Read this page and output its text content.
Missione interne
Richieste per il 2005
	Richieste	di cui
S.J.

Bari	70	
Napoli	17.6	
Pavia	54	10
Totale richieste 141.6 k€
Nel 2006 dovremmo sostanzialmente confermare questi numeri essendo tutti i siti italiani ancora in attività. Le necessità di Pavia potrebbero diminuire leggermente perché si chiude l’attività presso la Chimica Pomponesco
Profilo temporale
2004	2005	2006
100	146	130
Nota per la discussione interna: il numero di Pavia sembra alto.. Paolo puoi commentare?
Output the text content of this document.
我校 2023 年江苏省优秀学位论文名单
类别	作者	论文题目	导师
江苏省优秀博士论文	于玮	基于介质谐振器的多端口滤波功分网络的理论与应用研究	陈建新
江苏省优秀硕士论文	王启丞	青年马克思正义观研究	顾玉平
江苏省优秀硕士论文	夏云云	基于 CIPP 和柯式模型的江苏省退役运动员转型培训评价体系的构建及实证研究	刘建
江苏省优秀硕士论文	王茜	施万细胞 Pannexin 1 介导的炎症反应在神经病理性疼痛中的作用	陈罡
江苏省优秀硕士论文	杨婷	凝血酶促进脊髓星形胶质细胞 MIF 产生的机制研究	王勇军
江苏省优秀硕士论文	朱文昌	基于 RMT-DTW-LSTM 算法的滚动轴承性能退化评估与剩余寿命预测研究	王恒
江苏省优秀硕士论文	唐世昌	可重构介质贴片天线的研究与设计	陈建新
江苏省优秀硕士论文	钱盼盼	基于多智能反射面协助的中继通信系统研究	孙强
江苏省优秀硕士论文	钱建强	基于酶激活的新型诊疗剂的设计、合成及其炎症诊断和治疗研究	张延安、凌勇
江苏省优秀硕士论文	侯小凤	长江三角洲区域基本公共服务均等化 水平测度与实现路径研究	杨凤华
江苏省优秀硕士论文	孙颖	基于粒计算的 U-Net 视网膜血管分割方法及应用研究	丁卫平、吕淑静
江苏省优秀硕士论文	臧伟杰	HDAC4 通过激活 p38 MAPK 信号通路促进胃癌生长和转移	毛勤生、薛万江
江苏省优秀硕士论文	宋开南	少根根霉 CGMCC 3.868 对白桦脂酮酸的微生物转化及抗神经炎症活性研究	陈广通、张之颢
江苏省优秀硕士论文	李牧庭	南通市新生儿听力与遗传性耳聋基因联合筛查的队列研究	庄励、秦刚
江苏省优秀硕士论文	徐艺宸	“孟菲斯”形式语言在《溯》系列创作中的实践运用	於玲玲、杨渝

####################

**Directions for this task**.
Take the line that contains "Output the text content of this document." and each line after it down to the last of the records, and retype them exactly; add nothing else.

**Result of the exercise**.
Output the text content of this document.
我校 2023 年江苏省优秀学位论文名单
类别	作者	论文题目	导师
江苏省优秀博士论文	于玮	基于介质谐振器的多端口滤波功分网络的理论与应用研究	陈建新
江苏省优秀硕士论文	王启丞	青年马克思正义观研究	顾玉平
江苏省优秀硕士论文	夏云云	基于 CIPP 和柯式模型的江苏省退役运动员转型培训评价体系的构建及实证研究	刘建
江苏省优秀硕士论文	王茜	施万细胞 Pannexin 1 介导的炎症反应在神经病理性疼痛中的作用	陈罡
江苏省优秀硕士论文	杨婷	凝血酶促进脊髓星形胶质细胞 MIF 产生的机制研究	王勇军
江苏省优秀硕士论文	朱文昌	基于 RMT-DTW-LSTM 算法的滚动轴承性能退化评估与剩余寿命预测研究	王恒
江苏省优秀硕士论文	唐世昌	可重构介质贴片天线的研究与设计	陈建新
江苏省优秀硕士论文	钱盼盼	基于多智能反射面协助的中继通信系统研究	孙强
江苏省优秀硕士论文	钱建强	基于酶激活的新型诊疗剂的设计、合成及其炎症诊断和治疗研究	张延安、凌勇
江苏省优秀硕士论文	侯小凤	长江三角洲区域基本公共服务均等化 水平测度与实现路径研究	杨凤华
江苏省优秀硕士论文	孙颖	基于粒计算的 U-Net 视网膜血管分割方法及应用研究	丁卫平、吕淑静
江苏省优秀硕士论文	臧伟杰	HDAC4 通过激活 p38 MAPK 信号通路促进胃癌生长和转移	毛勤生、薛万江
江苏省优秀硕士论文	宋开南	少根根霉 CGMCC 3.868 对白桦脂酮酸的微生物转化及抗神经炎症活性研究	陈广通、张之颢
江苏省优秀硕士论文	李牧庭	南通市新生儿听力与遗传性耳聋基因联合筛查的队列研究	庄励、秦刚
江苏省优秀硕士论文	徐艺宸	“孟菲斯”形式语言在《溯》系列创作中的实践运用	於玲玲、杨渝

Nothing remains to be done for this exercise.